Political Counselor M. Ashraf Haidari visited Fort Riley in Kansas and Fort Campbell in Kentucky in early and mid February to express the gratitude of the Afghan government and people to the deploying troops and their families. “Please allow me to welcome you to Afghanistan where our people have strongly supported international security forces, and look forward to working with you to secure our country,” Haidari told the forces.

In a discussion of the current challenges facing American, NATO and Afghan security forces, Haidari said that the Taliban lacks a unifying vision for Afghanistan, but they “fully exploit weak state institutions on the district and village level that lack the necessary resources and capacity to deliver basic services to people in southern Afghanistan.” He noted that terrorism and drug-trafficking are inter-linked transnational security problems, which have to be fought on global scale, not in Afghanistan alone. He reiterated the support of the Afghan people for the continued U.S. engagement in the region.

- Items -

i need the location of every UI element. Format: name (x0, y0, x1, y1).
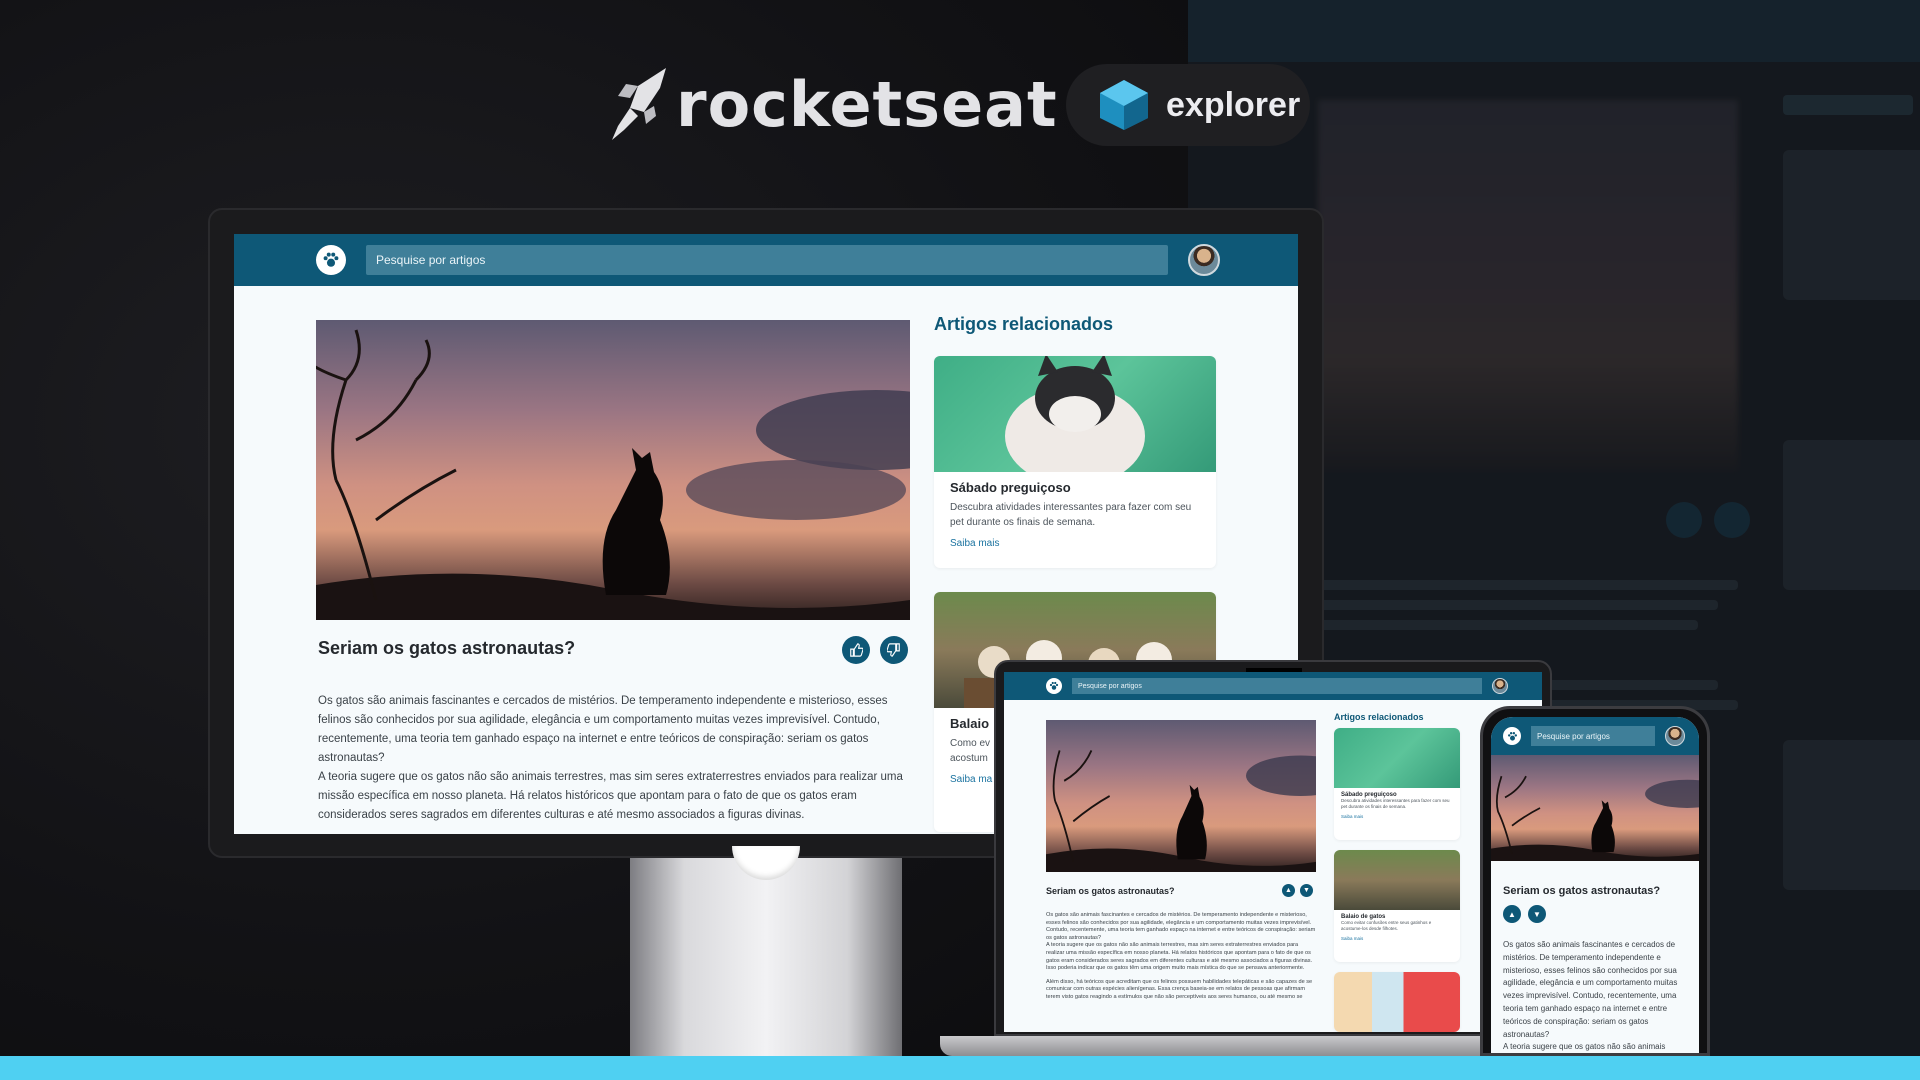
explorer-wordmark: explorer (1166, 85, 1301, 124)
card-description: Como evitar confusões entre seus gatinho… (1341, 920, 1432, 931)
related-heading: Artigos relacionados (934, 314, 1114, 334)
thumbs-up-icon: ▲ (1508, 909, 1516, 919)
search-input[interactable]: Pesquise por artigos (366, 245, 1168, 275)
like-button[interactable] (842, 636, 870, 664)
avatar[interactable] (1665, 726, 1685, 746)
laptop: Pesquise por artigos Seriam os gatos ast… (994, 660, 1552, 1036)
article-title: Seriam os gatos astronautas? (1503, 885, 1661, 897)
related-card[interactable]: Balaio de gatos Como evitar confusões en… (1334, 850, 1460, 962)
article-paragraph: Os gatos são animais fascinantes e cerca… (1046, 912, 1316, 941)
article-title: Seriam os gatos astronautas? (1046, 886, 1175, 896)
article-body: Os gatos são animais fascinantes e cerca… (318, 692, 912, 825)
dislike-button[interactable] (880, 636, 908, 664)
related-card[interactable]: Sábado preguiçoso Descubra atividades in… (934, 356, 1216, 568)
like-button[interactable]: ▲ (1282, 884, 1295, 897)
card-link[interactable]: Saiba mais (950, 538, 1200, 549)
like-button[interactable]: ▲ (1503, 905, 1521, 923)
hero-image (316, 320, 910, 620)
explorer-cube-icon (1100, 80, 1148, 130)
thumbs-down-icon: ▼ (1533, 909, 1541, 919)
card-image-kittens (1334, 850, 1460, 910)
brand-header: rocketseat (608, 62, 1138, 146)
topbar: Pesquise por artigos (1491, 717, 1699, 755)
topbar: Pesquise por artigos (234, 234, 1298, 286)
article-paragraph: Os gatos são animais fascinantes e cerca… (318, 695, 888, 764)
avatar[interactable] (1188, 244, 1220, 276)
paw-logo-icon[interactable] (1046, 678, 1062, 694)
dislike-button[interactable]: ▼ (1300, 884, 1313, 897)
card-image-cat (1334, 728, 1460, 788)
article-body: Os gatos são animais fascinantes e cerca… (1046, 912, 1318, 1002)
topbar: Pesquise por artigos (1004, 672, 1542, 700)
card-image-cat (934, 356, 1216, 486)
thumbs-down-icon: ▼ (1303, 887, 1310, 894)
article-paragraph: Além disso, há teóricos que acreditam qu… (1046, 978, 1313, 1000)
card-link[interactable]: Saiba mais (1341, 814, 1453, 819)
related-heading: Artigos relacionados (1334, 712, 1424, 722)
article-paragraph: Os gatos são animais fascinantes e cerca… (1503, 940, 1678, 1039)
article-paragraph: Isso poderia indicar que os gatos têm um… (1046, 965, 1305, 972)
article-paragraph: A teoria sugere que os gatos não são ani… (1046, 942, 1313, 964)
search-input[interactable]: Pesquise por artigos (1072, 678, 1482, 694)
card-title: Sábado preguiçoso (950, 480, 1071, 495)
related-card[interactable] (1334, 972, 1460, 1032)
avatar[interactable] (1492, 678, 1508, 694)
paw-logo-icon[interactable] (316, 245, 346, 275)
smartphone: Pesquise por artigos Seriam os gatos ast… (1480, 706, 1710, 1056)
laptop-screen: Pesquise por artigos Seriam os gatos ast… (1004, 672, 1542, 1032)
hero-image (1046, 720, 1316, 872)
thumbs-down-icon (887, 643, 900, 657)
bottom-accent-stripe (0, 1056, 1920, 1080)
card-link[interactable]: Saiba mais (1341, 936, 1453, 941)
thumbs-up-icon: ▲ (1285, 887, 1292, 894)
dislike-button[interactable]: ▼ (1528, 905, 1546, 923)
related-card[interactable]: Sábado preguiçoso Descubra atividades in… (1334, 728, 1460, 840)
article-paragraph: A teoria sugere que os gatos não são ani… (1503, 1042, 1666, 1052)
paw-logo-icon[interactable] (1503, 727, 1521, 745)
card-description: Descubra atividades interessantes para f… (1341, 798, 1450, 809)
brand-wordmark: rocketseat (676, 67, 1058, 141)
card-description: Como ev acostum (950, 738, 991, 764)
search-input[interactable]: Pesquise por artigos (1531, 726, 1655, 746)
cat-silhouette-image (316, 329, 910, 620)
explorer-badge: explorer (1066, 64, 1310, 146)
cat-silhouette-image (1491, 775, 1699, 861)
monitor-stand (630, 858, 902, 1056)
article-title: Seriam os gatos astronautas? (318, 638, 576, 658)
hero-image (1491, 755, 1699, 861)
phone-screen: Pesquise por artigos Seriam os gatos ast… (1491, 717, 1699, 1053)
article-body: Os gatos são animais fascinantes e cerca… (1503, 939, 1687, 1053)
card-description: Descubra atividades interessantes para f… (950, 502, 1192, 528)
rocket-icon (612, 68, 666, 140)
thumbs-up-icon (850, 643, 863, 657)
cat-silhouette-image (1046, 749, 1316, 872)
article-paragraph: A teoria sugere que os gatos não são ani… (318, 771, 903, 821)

---

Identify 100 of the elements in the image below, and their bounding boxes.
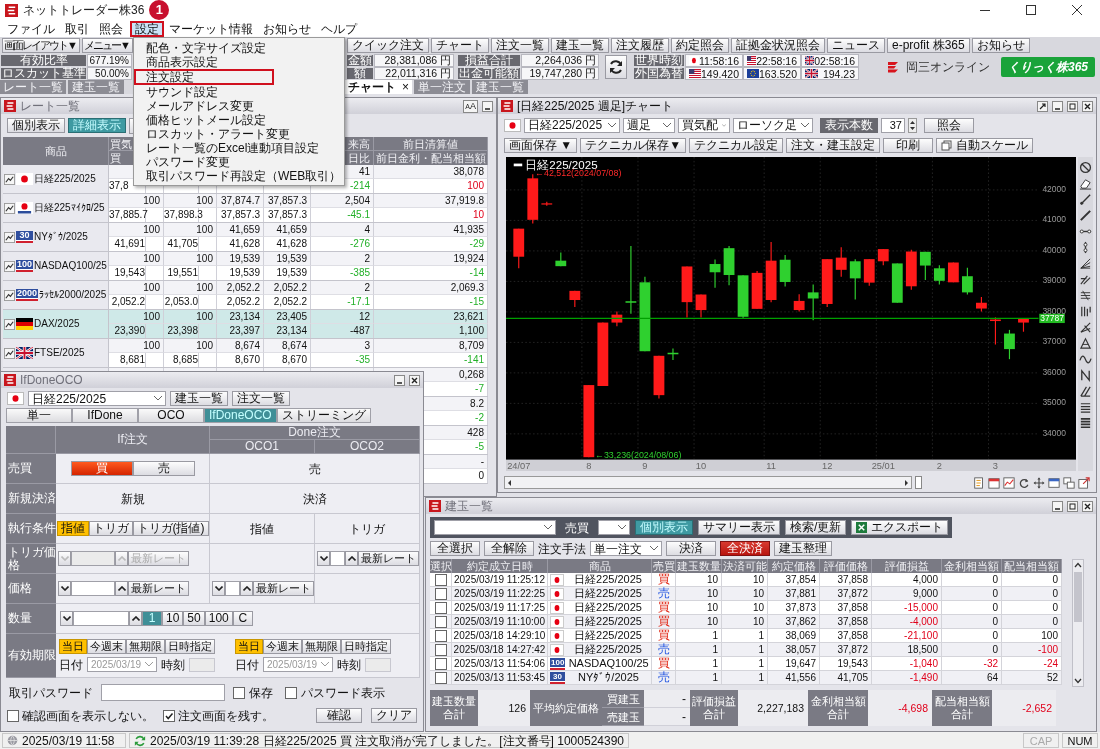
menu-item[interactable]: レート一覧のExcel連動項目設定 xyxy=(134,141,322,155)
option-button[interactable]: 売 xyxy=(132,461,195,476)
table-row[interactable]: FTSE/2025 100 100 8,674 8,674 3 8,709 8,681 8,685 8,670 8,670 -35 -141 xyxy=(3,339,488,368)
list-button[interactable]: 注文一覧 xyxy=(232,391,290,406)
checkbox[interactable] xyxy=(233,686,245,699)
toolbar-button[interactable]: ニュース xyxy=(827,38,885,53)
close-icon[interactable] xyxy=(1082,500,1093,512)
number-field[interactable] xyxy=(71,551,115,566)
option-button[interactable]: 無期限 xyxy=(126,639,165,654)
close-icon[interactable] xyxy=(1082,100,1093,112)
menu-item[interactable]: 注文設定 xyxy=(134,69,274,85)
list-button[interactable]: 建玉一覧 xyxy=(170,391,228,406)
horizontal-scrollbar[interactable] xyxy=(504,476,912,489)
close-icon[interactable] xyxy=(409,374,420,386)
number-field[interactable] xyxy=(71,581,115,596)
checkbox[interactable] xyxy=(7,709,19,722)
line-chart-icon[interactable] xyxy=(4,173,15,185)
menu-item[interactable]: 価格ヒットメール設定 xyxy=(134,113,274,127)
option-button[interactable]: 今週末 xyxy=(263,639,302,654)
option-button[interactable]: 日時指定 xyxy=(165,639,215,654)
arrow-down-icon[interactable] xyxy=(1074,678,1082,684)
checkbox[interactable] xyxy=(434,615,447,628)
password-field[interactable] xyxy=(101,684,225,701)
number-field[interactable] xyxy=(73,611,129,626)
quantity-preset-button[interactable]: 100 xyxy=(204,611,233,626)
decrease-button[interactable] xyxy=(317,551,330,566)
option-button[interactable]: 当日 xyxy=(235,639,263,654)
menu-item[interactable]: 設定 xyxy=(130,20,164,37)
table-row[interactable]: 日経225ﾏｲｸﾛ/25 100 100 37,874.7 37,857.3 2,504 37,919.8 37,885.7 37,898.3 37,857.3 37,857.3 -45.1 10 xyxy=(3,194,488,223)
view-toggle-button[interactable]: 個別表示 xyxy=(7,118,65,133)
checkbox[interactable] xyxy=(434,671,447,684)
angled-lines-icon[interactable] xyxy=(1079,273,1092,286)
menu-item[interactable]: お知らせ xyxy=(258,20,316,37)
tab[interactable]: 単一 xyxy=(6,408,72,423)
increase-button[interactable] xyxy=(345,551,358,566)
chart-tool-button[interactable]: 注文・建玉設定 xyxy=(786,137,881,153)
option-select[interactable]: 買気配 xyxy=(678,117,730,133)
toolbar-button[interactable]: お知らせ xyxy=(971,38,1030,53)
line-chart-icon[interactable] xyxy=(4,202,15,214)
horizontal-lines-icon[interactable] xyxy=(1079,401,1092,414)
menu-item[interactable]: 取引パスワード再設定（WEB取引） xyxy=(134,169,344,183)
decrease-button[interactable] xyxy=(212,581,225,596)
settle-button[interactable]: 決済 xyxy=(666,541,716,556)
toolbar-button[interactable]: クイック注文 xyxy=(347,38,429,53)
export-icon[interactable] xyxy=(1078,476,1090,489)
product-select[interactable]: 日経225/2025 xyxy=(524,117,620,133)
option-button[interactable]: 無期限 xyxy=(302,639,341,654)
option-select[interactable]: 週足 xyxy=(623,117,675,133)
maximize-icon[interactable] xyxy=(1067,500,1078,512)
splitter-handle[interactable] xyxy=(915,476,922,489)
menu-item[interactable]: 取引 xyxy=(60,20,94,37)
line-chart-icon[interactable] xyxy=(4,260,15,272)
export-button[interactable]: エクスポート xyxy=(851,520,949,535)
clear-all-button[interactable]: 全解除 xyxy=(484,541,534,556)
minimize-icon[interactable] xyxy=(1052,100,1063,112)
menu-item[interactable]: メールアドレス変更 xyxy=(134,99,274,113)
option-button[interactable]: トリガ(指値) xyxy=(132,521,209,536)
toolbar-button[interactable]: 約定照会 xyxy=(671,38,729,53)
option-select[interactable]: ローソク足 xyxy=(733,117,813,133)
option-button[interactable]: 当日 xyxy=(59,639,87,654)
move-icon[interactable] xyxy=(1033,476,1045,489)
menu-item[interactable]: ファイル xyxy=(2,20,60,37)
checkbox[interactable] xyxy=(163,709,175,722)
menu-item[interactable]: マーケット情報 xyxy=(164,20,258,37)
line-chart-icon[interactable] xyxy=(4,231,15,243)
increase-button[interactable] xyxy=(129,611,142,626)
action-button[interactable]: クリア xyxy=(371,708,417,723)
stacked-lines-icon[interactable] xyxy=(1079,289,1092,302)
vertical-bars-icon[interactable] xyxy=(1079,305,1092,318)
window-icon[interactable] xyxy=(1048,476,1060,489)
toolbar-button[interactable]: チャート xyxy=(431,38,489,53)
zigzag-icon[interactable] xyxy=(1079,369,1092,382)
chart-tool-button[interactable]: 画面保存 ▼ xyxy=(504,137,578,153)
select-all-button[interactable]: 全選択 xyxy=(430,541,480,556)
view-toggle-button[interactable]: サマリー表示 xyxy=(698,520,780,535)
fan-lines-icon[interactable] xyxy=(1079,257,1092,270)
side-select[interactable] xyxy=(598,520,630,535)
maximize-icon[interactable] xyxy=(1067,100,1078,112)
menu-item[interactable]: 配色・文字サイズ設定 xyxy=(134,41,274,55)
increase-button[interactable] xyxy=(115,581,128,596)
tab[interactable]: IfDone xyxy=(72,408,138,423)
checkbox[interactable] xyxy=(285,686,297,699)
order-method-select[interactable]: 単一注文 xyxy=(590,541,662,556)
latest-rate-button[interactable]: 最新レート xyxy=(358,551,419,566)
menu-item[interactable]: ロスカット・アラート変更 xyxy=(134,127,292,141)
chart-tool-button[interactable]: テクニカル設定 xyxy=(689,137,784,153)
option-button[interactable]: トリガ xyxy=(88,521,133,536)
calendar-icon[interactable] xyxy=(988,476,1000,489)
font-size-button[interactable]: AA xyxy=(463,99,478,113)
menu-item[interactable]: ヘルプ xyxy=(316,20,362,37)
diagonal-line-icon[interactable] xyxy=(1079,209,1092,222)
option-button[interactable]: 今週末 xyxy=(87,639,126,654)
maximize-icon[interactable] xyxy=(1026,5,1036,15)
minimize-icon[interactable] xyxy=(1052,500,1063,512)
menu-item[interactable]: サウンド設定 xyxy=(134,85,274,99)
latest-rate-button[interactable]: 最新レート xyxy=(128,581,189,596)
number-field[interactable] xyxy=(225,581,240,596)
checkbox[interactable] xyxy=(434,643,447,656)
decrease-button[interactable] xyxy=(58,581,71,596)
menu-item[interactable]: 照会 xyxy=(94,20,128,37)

---

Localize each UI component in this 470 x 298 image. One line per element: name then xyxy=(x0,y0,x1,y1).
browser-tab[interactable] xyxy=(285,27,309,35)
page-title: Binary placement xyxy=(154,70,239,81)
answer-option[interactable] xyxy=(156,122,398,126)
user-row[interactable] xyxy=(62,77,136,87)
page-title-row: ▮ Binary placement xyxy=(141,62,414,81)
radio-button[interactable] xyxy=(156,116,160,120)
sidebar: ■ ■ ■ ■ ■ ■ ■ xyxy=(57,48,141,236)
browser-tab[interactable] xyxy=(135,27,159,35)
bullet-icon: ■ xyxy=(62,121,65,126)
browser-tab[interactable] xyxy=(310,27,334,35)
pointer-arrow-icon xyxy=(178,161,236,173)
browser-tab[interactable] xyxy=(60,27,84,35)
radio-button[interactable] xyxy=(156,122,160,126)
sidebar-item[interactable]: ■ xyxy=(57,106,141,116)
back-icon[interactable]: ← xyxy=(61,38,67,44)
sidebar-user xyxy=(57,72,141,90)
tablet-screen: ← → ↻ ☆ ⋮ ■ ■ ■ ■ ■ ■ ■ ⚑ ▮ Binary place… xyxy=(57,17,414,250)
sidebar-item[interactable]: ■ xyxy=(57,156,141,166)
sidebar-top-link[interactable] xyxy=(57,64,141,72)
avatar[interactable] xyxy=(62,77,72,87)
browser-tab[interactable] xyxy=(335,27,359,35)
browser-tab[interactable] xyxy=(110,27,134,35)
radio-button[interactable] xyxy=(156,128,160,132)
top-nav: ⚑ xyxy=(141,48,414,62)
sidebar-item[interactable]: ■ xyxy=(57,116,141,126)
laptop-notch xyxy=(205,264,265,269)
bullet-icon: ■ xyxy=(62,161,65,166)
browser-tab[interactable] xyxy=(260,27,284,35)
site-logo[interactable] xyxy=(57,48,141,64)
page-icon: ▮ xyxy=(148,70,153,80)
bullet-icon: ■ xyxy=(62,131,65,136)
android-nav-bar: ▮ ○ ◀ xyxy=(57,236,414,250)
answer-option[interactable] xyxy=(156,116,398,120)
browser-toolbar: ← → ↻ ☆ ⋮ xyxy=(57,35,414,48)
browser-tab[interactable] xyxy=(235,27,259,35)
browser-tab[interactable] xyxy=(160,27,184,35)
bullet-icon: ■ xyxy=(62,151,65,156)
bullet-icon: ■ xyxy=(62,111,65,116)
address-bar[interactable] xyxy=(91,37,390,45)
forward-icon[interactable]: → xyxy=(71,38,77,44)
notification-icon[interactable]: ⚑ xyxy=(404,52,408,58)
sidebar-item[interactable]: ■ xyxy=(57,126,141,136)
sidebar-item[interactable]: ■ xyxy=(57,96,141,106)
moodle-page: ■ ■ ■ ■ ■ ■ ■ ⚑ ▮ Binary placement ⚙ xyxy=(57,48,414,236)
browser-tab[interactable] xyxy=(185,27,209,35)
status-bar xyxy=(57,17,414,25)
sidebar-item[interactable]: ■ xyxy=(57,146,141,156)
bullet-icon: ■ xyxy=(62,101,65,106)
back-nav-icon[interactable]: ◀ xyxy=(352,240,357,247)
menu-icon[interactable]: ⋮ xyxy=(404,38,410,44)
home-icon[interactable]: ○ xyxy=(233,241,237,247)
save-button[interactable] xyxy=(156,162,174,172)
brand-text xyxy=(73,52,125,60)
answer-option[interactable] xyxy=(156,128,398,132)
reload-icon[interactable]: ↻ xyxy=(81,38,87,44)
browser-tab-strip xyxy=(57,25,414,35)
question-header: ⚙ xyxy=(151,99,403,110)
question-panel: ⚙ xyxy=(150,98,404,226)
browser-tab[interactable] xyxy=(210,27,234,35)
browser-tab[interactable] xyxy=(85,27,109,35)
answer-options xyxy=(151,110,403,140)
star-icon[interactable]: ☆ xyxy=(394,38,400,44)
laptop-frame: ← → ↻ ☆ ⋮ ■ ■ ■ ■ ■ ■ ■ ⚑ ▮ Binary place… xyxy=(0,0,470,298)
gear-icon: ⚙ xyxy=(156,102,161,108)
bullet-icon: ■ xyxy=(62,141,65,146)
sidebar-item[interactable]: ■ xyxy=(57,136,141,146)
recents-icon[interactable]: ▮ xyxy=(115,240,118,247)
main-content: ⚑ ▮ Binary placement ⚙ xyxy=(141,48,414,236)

- Task list -
#1 In the text about the Fort Riley and Fort Campbell visits, list the security forces named in the phrase beginning "In a discussion of the current challenges facing".
#2 Retype the stretch from "In a discussion" through "in the region." in the text about the Fort Riley and Fort Campbell visits.

- Task-by-task answers -
#1
- American security forces
- NATO security forces
- Afghan security forces

#2
In a discussion of the current challenges facing American, NATO and Afghan security forces, Haidari said that the Taliban lacks a unifying vision for Afghanistan, but they “fully exploit weak state institutions on the district and village level that lack the necessary resources and capacity to deliver basic services to people in southern Afghanistan.” He noted that terrorism and drug-trafficking are inter-linked transnational security problems, which have to be fought on global scale, not in Afghanistan alone. He reiterated the support of the Afghan people for the continued U.S. engagement in the region.